# Request
Your task is to repeat all of the data exactly while excluding the pictures.

# A block of data
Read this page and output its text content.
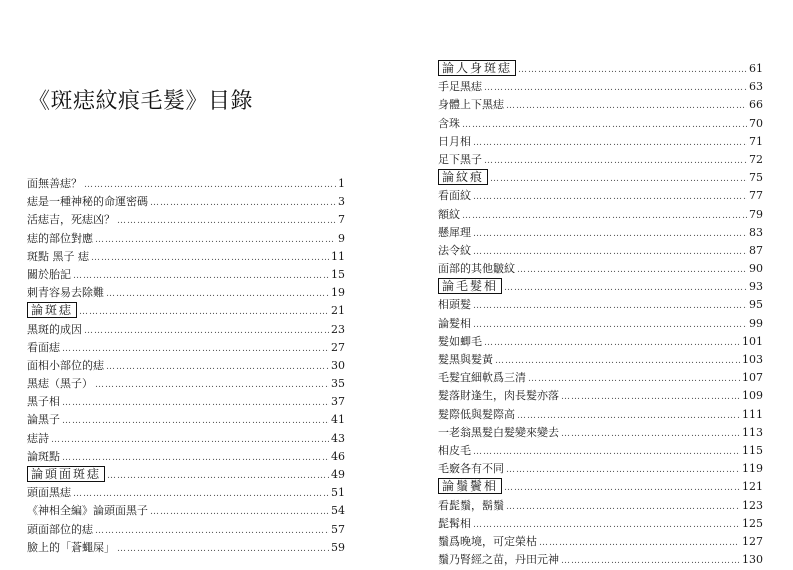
《斑痣紋痕毛髮》目錄
面無善痣？ …………………………………………………………………………………………………………………………………………………………	1
痣是一種神秘的命運密碼 …………………………………………………………………………………………………………………………………………………………	3
活痣吉，死痣凶？ …………………………………………………………………………………………………………………………………………………………	7
痣的部位對應 …………………………………………………………………………………………………………………………………………………………	9
斑點 黑子 痣 …………………………………………………………………………………………………………………………………………………………	11
關於胎記 …………………………………………………………………………………………………………………………………………………………	15
刺青容易去除難 …………………………………………………………………………………………………………………………………………………………	19
論斑痣 …………………………………………………………………………………………………………………………………………………………	21
黑斑的成因 …………………………………………………………………………………………………………………………………………………………	23
看面痣 …………………………………………………………………………………………………………………………………………………………	27
面相小部位的痣 …………………………………………………………………………………………………………………………………………………………	30
黑痣（黑子） …………………………………………………………………………………………………………………………………………………………	35
黑子相 …………………………………………………………………………………………………………………………………………………………	37
論黑子 …………………………………………………………………………………………………………………………………………………………	41
痣詩 …………………………………………………………………………………………………………………………………………………………	43
論斑點 …………………………………………………………………………………………………………………………………………………………	46
論頭面斑痣 …………………………………………………………………………………………………………………………………………………………	49
頭面黑痣 …………………………………………………………………………………………………………………………………………………………	51
《神相全編》論頭面黑子 …………………………………………………………………………………………………………………………………………………………	54
頭面部位的痣 …………………………………………………………………………………………………………………………………………………………	57
臉上的「蒼蠅屎」 …………………………………………………………………………………………………………………………………………………………	59
論人身斑痣 …………………………………………………………………………………………………………………………………………………………	61
手足黑痣 …………………………………………………………………………………………………………………………………………………………	63
身體上下黑痣 …………………………………………………………………………………………………………………………………………………………	66
含珠 …………………………………………………………………………………………………………………………………………………………	70
日月相 …………………………………………………………………………………………………………………………………………………………	71
足下黑子 …………………………………………………………………………………………………………………………………………………………	72
論紋痕 …………………………………………………………………………………………………………………………………………………………	75
看面紋 …………………………………………………………………………………………………………………………………………………………	77
額紋 …………………………………………………………………………………………………………………………………………………………	79
懸犀理 …………………………………………………………………………………………………………………………………………………………	83
法令紋 …………………………………………………………………………………………………………………………………………………………	87
面部的其他皺紋 …………………………………………………………………………………………………………………………………………………………	90
論毛髮相 …………………………………………………………………………………………………………………………………………………………	93
相頭髮 …………………………………………………………………………………………………………………………………………………………	95
論髮相 …………………………………………………………………………………………………………………………………………………………	99
髮如蝍毛 …………………………………………………………………………………………………………………………………………………………	101
髮黑與髮黃 …………………………………………………………………………………………………………………………………………………………	103
毛髮宜細軟爲三清 …………………………………………………………………………………………………………………………………………………………	107
髮落財逢生，肉長髮亦落 …………………………………………………………………………………………………………………………………………………………	109
髮際低與髮際高 …………………………………………………………………………………………………………………………………………………………	111
一老翁黑髮白髮變來變去 …………………………………………………………………………………………………………………………………………………………	113
相皮毛 …………………………………………………………………………………………………………………………………………………………	115
毛竅各有不同 …………………………………………………………………………………………………………………………………………………………	119
論鬚鬢相 …………………………………………………………………………………………………………………………………………………………	121
看髭鬚，鬍鬚 …………………………………………………………………………………………………………………………………………………………	123
髭髯相 …………………………………………………………………………………………………………………………………………………………	125
鬚爲晚境，可定榮枯 …………………………………………………………………………………………………………………………………………………………	127
鬚乃腎經之苗，丹田元神 …………………………………………………………………………………………………………………………………………………………	130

# Written solution
Read this page and output its text content.
《斑痣紋痕毛髮》目錄
面無善痣？ …………………………………………………………………………………………………………………………………………………………	1
痣是一種神秘的命運密碼 …………………………………………………………………………………………………………………………………………………………	3
活痣吉，死痣凶？ …………………………………………………………………………………………………………………………………………………………	7
痣的部位對應 …………………………………………………………………………………………………………………………………………………………	9
斑點 黑子 痣 …………………………………………………………………………………………………………………………………………………………	11
關於胎記 …………………………………………………………………………………………………………………………………………………………	15
刺青容易去除難 …………………………………………………………………………………………………………………………………………………………	19
論斑痣 …………………………………………………………………………………………………………………………………………………………	21
黑斑的成因 …………………………………………………………………………………………………………………………………………………………	23
看面痣 …………………………………………………………………………………………………………………………………………………………	27
面相小部位的痣 …………………………………………………………………………………………………………………………………………………………	30
黑痣（黑子） …………………………………………………………………………………………………………………………………………………………	35
黑子相 …………………………………………………………………………………………………………………………………………………………	37
論黑子 …………………………………………………………………………………………………………………………………………………………	41
痣詩 …………………………………………………………………………………………………………………………………………………………	43
論斑點 …………………………………………………………………………………………………………………………………………………………	46
論頭面斑痣 …………………………………………………………………………………………………………………………………………………………	49
頭面黑痣 …………………………………………………………………………………………………………………………………………………………	51
《神相全編》論頭面黑子 …………………………………………………………………………………………………………………………………………………………	54
頭面部位的痣 …………………………………………………………………………………………………………………………………………………………	57
臉上的「蒼蠅屎」 …………………………………………………………………………………………………………………………………………………………	59
論人身斑痣 …………………………………………………………………………………………………………………………………………………………	61
手足黑痣 …………………………………………………………………………………………………………………………………………………………	63
身體上下黑痣 …………………………………………………………………………………………………………………………………………………………	66
含珠 …………………………………………………………………………………………………………………………………………………………	70
日月相 …………………………………………………………………………………………………………………………………………………………	71
足下黑子 …………………………………………………………………………………………………………………………………………………………	72
論紋痕 …………………………………………………………………………………………………………………………………………………………	75
看面紋 …………………………………………………………………………………………………………………………………………………………	77
額紋 …………………………………………………………………………………………………………………………………………………………	79
懸犀理 …………………………………………………………………………………………………………………………………………………………	83
法令紋 …………………………………………………………………………………………………………………………………………………………	87
面部的其他皺紋 …………………………………………………………………………………………………………………………………………………………	90
論毛髮相 …………………………………………………………………………………………………………………………………………………………	93
相頭髮 …………………………………………………………………………………………………………………………………………………………	95
論髮相 …………………………………………………………………………………………………………………………………………………………	99
髮如蝍毛 …………………………………………………………………………………………………………………………………………………………	101
髮黑與髮黃 …………………………………………………………………………………………………………………………………………………………	103
毛髮宜細軟爲三清 …………………………………………………………………………………………………………………………………………………………	107
髮落財逢生，肉長髮亦落 …………………………………………………………………………………………………………………………………………………………	109
髮際低與髮際高 …………………………………………………………………………………………………………………………………………………………	111
一老翁黑髮白髮變來變去 …………………………………………………………………………………………………………………………………………………………	113
相皮毛 …………………………………………………………………………………………………………………………………………………………	115
毛竅各有不同 …………………………………………………………………………………………………………………………………………………………	119
論鬚鬢相 …………………………………………………………………………………………………………………………………………………………	121
看髭鬚，鬍鬚 …………………………………………………………………………………………………………………………………………………………	123
髭髯相 …………………………………………………………………………………………………………………………………………………………	125
鬚爲晚境，可定榮枯 …………………………………………………………………………………………………………………………………………………………	127
鬚乃腎經之苗，丹田元神 …………………………………………………………………………………………………………………………………………………………	130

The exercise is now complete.